*TASK DETAILS:* Reproduce the lines of the material exactly, excluding every image.
-------- DATASET ROWS
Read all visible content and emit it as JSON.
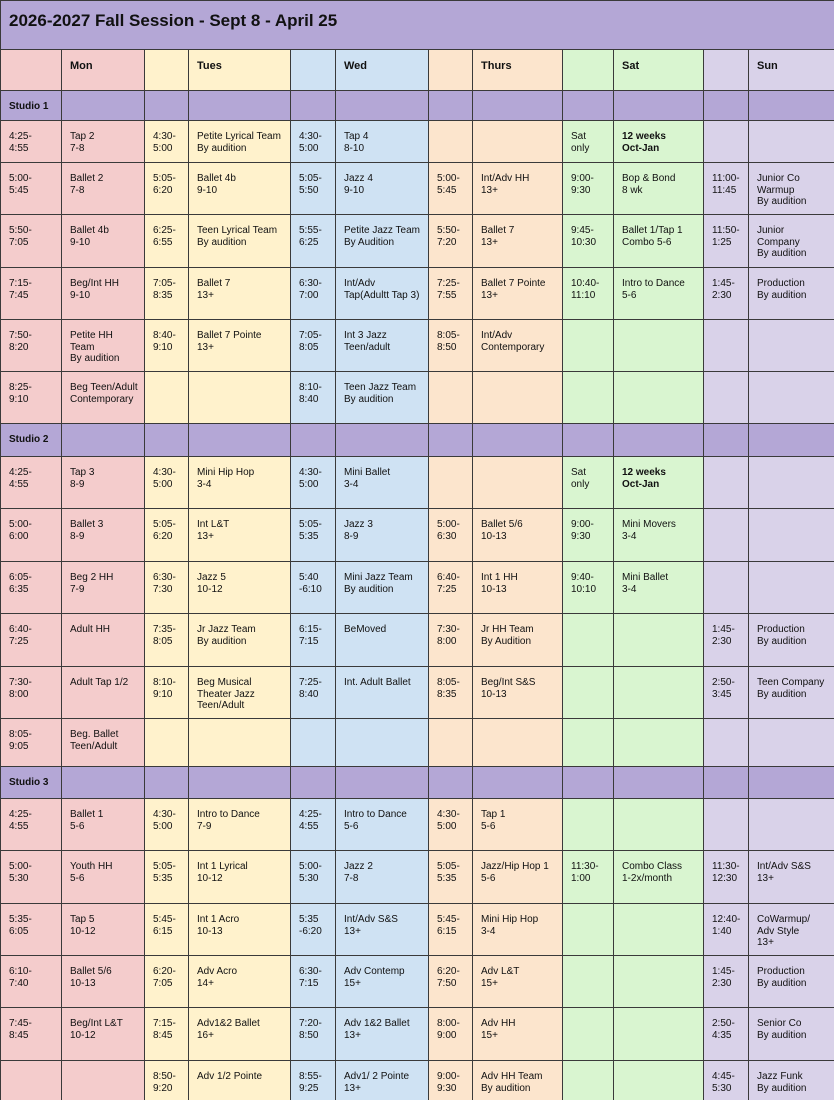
{
  "title": "2026-2027 Fall Session - Sept 8 - April 25",
  "days": [
    "Mon",
    "Tues",
    "Wed",
    "Thurs",
    "Sat",
    "Sun"
  ],
  "studios": [
    {
      "name": "Studio 1",
      "rows": [
        [
          "4:25-\n4:55",
          "Tap 2\n7-8",
          "4:30-\n5:00",
          "Petite Lyrical Team\nBy audition",
          "4:30-\n5:00",
          "Tap 4\n8-10",
          null,
          null,
          "Sat\nonly",
          {
            "text": "12  weeks\nOct-Jan",
            "bold": true
          },
          null,
          null
        ],
        [
          "5:00-\n5:45",
          "Ballet 2\n7-8",
          "5:05-\n6:20",
          "Ballet 4b\n9-10",
          "5:05-\n5:50",
          "Jazz 4\n9-10",
          "5:00-\n5:45",
          "Int/Adv HH\n13+",
          "9:00-\n9:30",
          "Bop & Bond\n8 wk",
          "11:00-\n11:45",
          "Junior Co\nWarmup\nBy audition"
        ],
        [
          "5:50-\n7:05",
          "Ballet 4b\n9-10",
          "6:25-\n6:55",
          "Teen Lyrical Team\nBy audition",
          "5:55-\n6:25",
          "Petite Jazz Team\nBy Audition",
          "5:50-\n7:20",
          "Ballet 7\n13+",
          "9:45-\n10:30",
          "Ballet 1/Tap 1\nCombo 5-6",
          "11:50-\n1:25",
          "Junior\nCompany\nBy audition"
        ],
        [
          "7:15-\n7:45",
          "Beg/Int HH\n9-10",
          "7:05-\n8:35",
          "Ballet 7\n13+",
          "6:30-\n7:00",
          "Int/Adv\nTap(Adultt Tap 3)",
          "7:25-\n7:55",
          "Ballet 7 Pointe\n13+",
          "10:40-\n11:10",
          "Intro to Dance\n5-6",
          "1:45-\n2:30",
          "Production\nBy audition"
        ],
        [
          "7:50-\n8:20",
          "Petite HH\nTeam\nBy audition",
          "8:40-\n9:10",
          "Ballet 7 Pointe\n13+",
          "7:05-\n8:05",
          "Int 3 Jazz\n Teen/adult",
          "8:05-\n8:50",
          "Int/Adv\nContemporary",
          null,
          null,
          null,
          null
        ],
        [
          "8:25-\n9:10",
          "Beg Teen/Adult\nContemporary",
          null,
          null,
          "8:10-\n8:40",
          "Teen Jazz Team\nBy audition",
          null,
          null,
          null,
          null,
          null,
          null
        ]
      ]
    },
    {
      "name": "Studio 2",
      "rows": [
        [
          "4:25-\n4:55",
          "Tap 3\n8-9",
          "4:30-\n5:00",
          "Mini Hip Hop\n3-4",
          "4:30-\n5:00",
          " Mini Ballet\n3-4",
          null,
          null,
          "Sat\nonly",
          {
            "text": "12 weeks\nOct-Jan",
            "bold": true
          },
          null,
          null
        ],
        [
          "5:00-\n6:00",
          "Ballet 3\n8-9",
          "5:05-\n6:20",
          "Int L&T\n13+",
          "5:05-\n5:35",
          "Jazz 3\n8-9",
          "5:00-\n6:30",
          "Ballet 5/6\n10-13",
          "9:00-\n9:30",
          "Mini Movers\n3-4",
          null,
          null
        ],
        [
          "6:05-\n6:35",
          "Beg 2 HH\n7-9",
          "6:30-\n7:30",
          "Jazz 5\n10-12",
          "5:40\n-6:10",
          "Mini Jazz Team\nBy audition",
          "6:40-\n7:25",
          "Int 1 HH\n10-13",
          "9:40-\n10:10",
          "Mini Ballet\n3-4",
          null,
          null
        ],
        [
          "6:40-\n7:25",
          "Adult HH",
          "7:35-\n8:05",
          "Jr Jazz Team\nBy audition",
          "6:15-\n7:15",
          "BeMoved",
          "7:30-\n8:00",
          "Jr HH Team\nBy Audition",
          null,
          null,
          "1:45-\n2:30",
          "Production\nBy audition"
        ],
        [
          "7:30-\n8:00",
          "Adult Tap 1/2",
          "8:10-\n9:10",
          "Beg Musical\nTheater Jazz\nTeen/Adult",
          "7:25-\n8:40",
          "Int. Adult Ballet",
          "8:05-\n8:35",
          "Beg/Int S&S\n10-13",
          null,
          null,
          "2:50-\n3:45",
          "Teen Company\nBy audition"
        ],
        [
          "8:05-\n9:05",
          "Beg. Ballet\nTeen/Adult",
          null,
          null,
          null,
          null,
          null,
          null,
          null,
          null,
          null,
          null
        ]
      ]
    },
    {
      "name": "Studio 3",
      "rows": [
        [
          "4:25-\n4:55",
          "Ballet 1\n5-6",
          "4:30-\n5:00",
          "Intro to Dance\n7-9",
          "4:25-\n4:55",
          "Intro to Dance\n5-6",
          "4:30-\n5:00",
          "Tap 1\n5-6",
          null,
          null,
          null,
          null
        ],
        [
          "5:00-\n5:30",
          "Youth HH\n5-6",
          "5:05-\n5:35",
          "Int 1 Lyrical\n10-12",
          "5:00-\n5:30",
          "Jazz 2\n7-8",
          "5:05-\n5:35",
          "Jazz/Hip Hop 1\n5-6",
          "11:30-\n1:00",
          "Combo Class\n1-2x/month",
          "11:30-\n12:30",
          "Int/Adv S&S\n13+"
        ],
        [
          "5:35-\n6:05",
          "Tap 5\n10-12",
          "5:45-\n6:15",
          "Int 1 Acro\n10-13",
          "5:35\n-6:20",
          "Int/Adv S&S\n13+",
          "5:45-\n6:15",
          "Mini Hip Hop\n3-4",
          null,
          null,
          "12:40-\n1:40",
          "CoWarmup/\nAdv Style\n13+"
        ],
        [
          "6:10-\n7:40",
          "Ballet 5/6\n10-13",
          "6:20-\n7:05",
          "Adv Acro\n14+",
          "6:30-\n7:15",
          "Adv Contemp\n15+",
          "6:20-\n7:50",
          "Adv L&T\n15+",
          null,
          null,
          "1:45-\n2:30",
          "Production\nBy audition"
        ],
        [
          "7:45-\n8:45",
          "Beg/Int L&T\n10-12",
          "7:15-\n8:45",
          "Adv1&2 Ballet\n16+",
          "7:20-\n8:50",
          "Adv 1&2 Ballet\n13+",
          "8:00-\n9:00",
          "Adv HH\n15+",
          null,
          null,
          "2:50-\n4:35",
          "Senior Co\nBy audition"
        ],
        [
          null,
          null,
          "8:50-\n9:20",
          "Adv 1/2 Pointe",
          "8:55-\n9:25",
          "Adv1/ 2 Pointe\n13+",
          "9:00-\n9:30",
          "Adv HH Team\nBy audition",
          null,
          null,
          "4:45-\n5:30",
          "Jazz Funk\nBy audition"
        ]
      ]
    }
  ]
}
----------------
*WORKED SOLUTION:*
Read all visible content and emit it as JSON.
{
  "title": "2026-2027 Fall Session - Sept 8 - April 25",
  "days": [
    "Mon",
    "Tues",
    "Wed",
    "Thurs",
    "Sat",
    "Sun"
  ],
  "studios": [
    {
      "name": "Studio 1",
      "rows": [
        [
          "4:25-\n4:55",
          "Tap 2\n7-8",
          "4:30-\n5:00",
          "Petite Lyrical Team\nBy audition",
          "4:30-\n5:00",
          "Tap 4\n8-10",
          null,
          null,
          "Sat\nonly",
          {
            "text": "12  weeks\nOct-Jan",
            "bold": true
          },
          null,
          null
        ],
        [
          "5:00-\n5:45",
          "Ballet 2\n7-8",
          "5:05-\n6:20",
          "Ballet 4b\n9-10",
          "5:05-\n5:50",
          "Jazz 4\n9-10",
          "5:00-\n5:45",
          "Int/Adv HH\n13+",
          "9:00-\n9:30",
          "Bop & Bond\n8 wk",
          "11:00-\n11:45",
          "Junior Co\nWarmup\nBy audition"
        ],
        [
          "5:50-\n7:05",
          "Ballet 4b\n9-10",
          "6:25-\n6:55",
          "Teen Lyrical Team\nBy audition",
          "5:55-\n6:25",
          "Petite Jazz Team\nBy Audition",
          "5:50-\n7:20",
          "Ballet 7\n13+",
          "9:45-\n10:30",
          "Ballet 1/Tap 1\nCombo 5-6",
          "11:50-\n1:25",
          "Junior\nCompany\nBy audition"
        ],
        [
          "7:15-\n7:45",
          "Beg/Int HH\n9-10",
          "7:05-\n8:35",
          "Ballet 7\n13+",
          "6:30-\n7:00",
          "Int/Adv\nTap(Adultt Tap 3)",
          "7:25-\n7:55",
          "Ballet 7 Pointe\n13+",
          "10:40-\n11:10",
          "Intro to Dance\n5-6",
          "1:45-\n2:30",
          "Production\nBy audition"
        ],
        [
          "7:50-\n8:20",
          "Petite HH\nTeam\nBy audition",
          "8:40-\n9:10",
          "Ballet 7 Pointe\n13+",
          "7:05-\n8:05",
          "Int 3 Jazz\n Teen/adult",
          "8:05-\n8:50",
          "Int/Adv\nContemporary",
          null,
          null,
          null,
          null
        ],
        [
          "8:25-\n9:10",
          "Beg Teen/Adult\nContemporary",
          null,
          null,
          "8:10-\n8:40",
          "Teen Jazz Team\nBy audition",
          null,
          null,
          null,
          null,
          null,
          null
        ]
      ]
    },
    {
      "name": "Studio 2",
      "rows": [
        [
          "4:25-\n4:55",
          "Tap 3\n8-9",
          "4:30-\n5:00",
          "Mini Hip Hop\n3-4",
          "4:30-\n5:00",
          " Mini Ballet\n3-4",
          null,
          null,
          "Sat\nonly",
          {
            "text": "12 weeks\nOct-Jan",
            "bold": true
          },
          null,
          null
        ],
        [
          "5:00-\n6:00",
          "Ballet 3\n8-9",
          "5:05-\n6:20",
          "Int L&T\n13+",
          "5:05-\n5:35",
          "Jazz 3\n8-9",
          "5:00-\n6:30",
          "Ballet 5/6\n10-13",
          "9:00-\n9:30",
          "Mini Movers\n3-4",
          null,
          null
        ],
        [
          "6:05-\n6:35",
          "Beg 2 HH\n7-9",
          "6:30-\n7:30",
          "Jazz 5\n10-12",
          "5:40\n-6:10",
          "Mini Jazz Team\nBy audition",
          "6:40-\n7:25",
          "Int 1 HH\n10-13",
          "9:40-\n10:10",
          "Mini Ballet\n3-4",
          null,
          null
        ],
        [
          "6:40-\n7:25",
          "Adult HH",
          "7:35-\n8:05",
          "Jr Jazz Team\nBy audition",
          "6:15-\n7:15",
          "BeMoved",
          "7:30-\n8:00",
          "Jr HH Team\nBy Audition",
          null,
          null,
          "1:45-\n2:30",
          "Production\nBy audition"
        ],
        [
          "7:30-\n8:00",
          "Adult Tap 1/2",
          "8:10-\n9:10",
          "Beg Musical\nTheater Jazz\nTeen/Adult",
          "7:25-\n8:40",
          "Int. Adult Ballet",
          "8:05-\n8:35",
          "Beg/Int S&S\n10-13",
          null,
          null,
          "2:50-\n3:45",
          "Teen Company\nBy audition"
        ],
        [
          "8:05-\n9:05",
          "Beg. Ballet\nTeen/Adult",
          null,
          null,
          null,
          null,
          null,
          null,
          null,
          null,
          null,
          null
        ]
      ]
    },
    {
      "name": "Studio 3",
      "rows": [
        [
          "4:25-\n4:55",
          "Ballet 1\n5-6",
          "4:30-\n5:00",
          "Intro to Dance\n7-9",
          "4:25-\n4:55",
          "Intro to Dance\n5-6",
          "4:30-\n5:00",
          "Tap 1\n5-6",
          null,
          null,
          null,
          null
        ],
        [
          "5:00-\n5:30",
          "Youth HH\n5-6",
          "5:05-\n5:35",
          "Int 1 Lyrical\n10-12",
          "5:00-\n5:30",
          "Jazz 2\n7-8",
          "5:05-\n5:35",
          "Jazz/Hip Hop 1\n5-6",
          "11:30-\n1:00",
          "Combo Class\n1-2x/month",
          "11:30-\n12:30",
          "Int/Adv S&S\n13+"
        ],
        [
          "5:35-\n6:05",
          "Tap 5\n10-12",
          "5:45-\n6:15",
          "Int 1 Acro\n10-13",
          "5:35\n-6:20",
          "Int/Adv S&S\n13+",
          "5:45-\n6:15",
          "Mini Hip Hop\n3-4",
          null,
          null,
          "12:40-\n1:40",
          "CoWarmup/\nAdv Style\n13+"
        ],
        [
          "6:10-\n7:40",
          "Ballet 5/6\n10-13",
          "6:20-\n7:05",
          "Adv Acro\n14+",
          "6:30-\n7:15",
          "Adv Contemp\n15+",
          "6:20-\n7:50",
          "Adv L&T\n15+",
          null,
          null,
          "1:45-\n2:30",
          "Production\nBy audition"
        ],
        [
          "7:45-\n8:45",
          "Beg/Int L&T\n10-12",
          "7:15-\n8:45",
          "Adv1&2 Ballet\n16+",
          "7:20-\n8:50",
          "Adv 1&2 Ballet\n13+",
          "8:00-\n9:00",
          "Adv HH\n15+",
          null,
          null,
          "2:50-\n4:35",
          "Senior Co\nBy audition"
        ],
        [
          null,
          null,
          "8:50-\n9:20",
          "Adv 1/2 Pointe",
          "8:55-\n9:25",
          "Adv1/ 2 Pointe\n13+",
          "9:00-\n9:30",
          "Adv HH Team\nBy audition",
          null,
          null,
          "4:45-\n5:30",
          "Jazz Funk\nBy audition"
        ]
      ]
    }
  ]
}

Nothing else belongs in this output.